*Input material:*
───
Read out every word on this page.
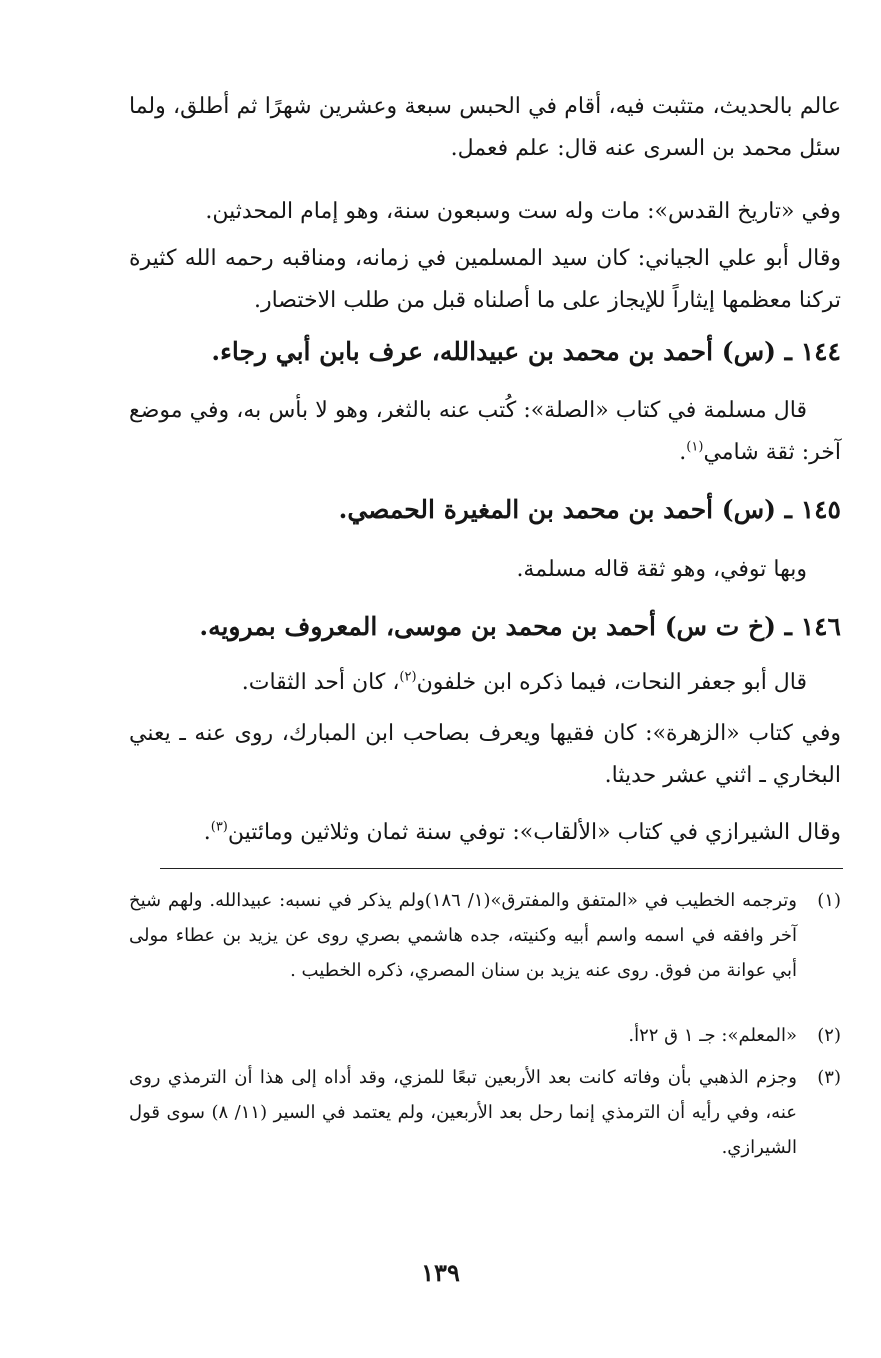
عالم بالحديث، متثبت فيه، أقام في الحبس سبعة وعشرين شهرًا ثم أطلق، ولما سئل محمد بن السرى عنه قال: علم فعمل.

وفي «تاريخ القدس»: مات وله ست وسبعون سنة، وهو إمام المحدثين.

وقال أبو علي الجياني: كان سيد المسلمين في زمانه، ومناقبه رحمه الله كثيرة تركنا معظمها إيثاراً للإيجاز على ما أصلناه قبل من طلب الاختصار.

١٤٤ ـ (س) أحمد بن محمد بن عبيدالله، عرف بابن أبي رجاء.

قال مسلمة في كتاب «الصلة»: كُتب عنه بالثغر، وهو لا بأس به، وفي موضع آخر: ثقة شامي$^{(١)}$.

١٤٥ ـ (س) أحمد بن محمد بن المغيرة الحمصي.

وبها توفي، وهو ثقة قاله مسلمة.

١٤٦ ـ (خ ت س) أحمد بن محمد بن موسى، المعروف بمرويه.

قال أبو جعفر النحات، فيما ذكره ابن خلفون$^{(٢)}$، كان أحد الثقات.

وفي كتاب «الزهرة»: كان فقيها ويعرف بصاحب ابن المبارك، روى عنه ـ يعني البخاري ـ اثني عشر حديثا.

وقال الشيرازي في كتاب «الألقاب»: توفي سنة ثمان وثلاثين ومائتين$^{(٣)}$.

(١)
وترجمه الخطيب في «المتفق والمفترق»(١/ ١٨٦)ولم يذكر في نسبه: عبيدالله. ولهم شيخ آخر وافقه في اسمه واسم أبيه وكنيته، جده هاشمي بصري روى عن يزيد بن عطاء مولى أبي عوانة من فوق. روى عنه يزيد بن سنان المصري، ذكره الخطيب .
(٢)
«المعلم»: جـ ١ ق ٢٢أ.
(٣)
وجزم الذهبي بأن وفاته كانت بعد الأربعين تبعًا للمزي، وقد أداه إلى هذا أن الترمذي روى عنه، وفي رأيه أن الترمذي إنما رحل بعد الأربعين، ولم يعتمد في السير (١١/ ٨) سوى قول الشيرازي.
١٣٩
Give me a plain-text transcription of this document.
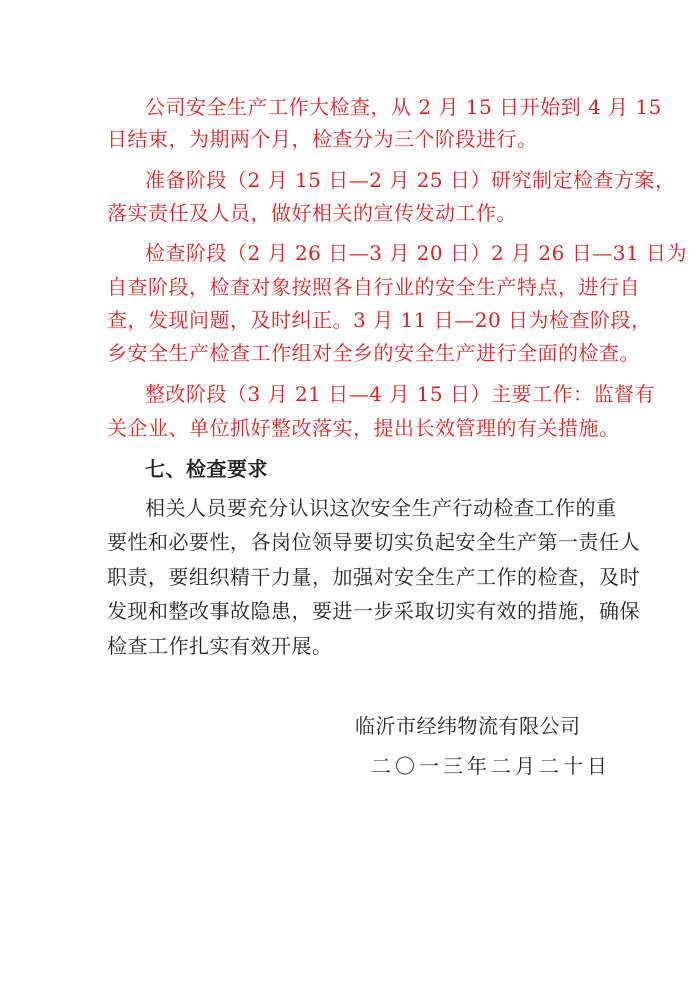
公司安全生产工作大检查，从 2 月 15 日开始到 4 月 15
日结束，为期两个月，检查分为三个阶段进行。
准备阶段（2 月 15 日—2 月 25 日）研究制定检查方案，
落实责任及人员，做好相关的宣传发动工作。
检查阶段（2 月 26 日—3 月 20 日）2 月 26 日—31 日为
自查阶段，检查对象按照各自行业的安全生产特点，进行自
查，发现问题，及时纠正。3 月 11 日—20 日为检查阶段，
乡安全生产检查工作组对全乡的安全生产进行全面的检查。
整改阶段（3 月 21 日—4 月 15 日）主要工作：监督有
关企业、单位抓好整改落实，提出长效管理的有关措施。
七、检查要求
相关人员要充分认识这次安全生产行动检查工作的重
要性和必要性，各岗位领导要切实负起安全生产第一责任人
职责，要组织精干力量，加强对安全生产工作的检查，及时
发现和整改事故隐患，要进一步采取切实有效的措施，确保
检查工作扎实有效开展。
临沂市经纬物流有限公司
二〇一三年二月二十日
───
*Instructions for the task:* Only the number is wanted: how many lines of the data contain the word "كتاب"?

*Reply to the exercise:* 3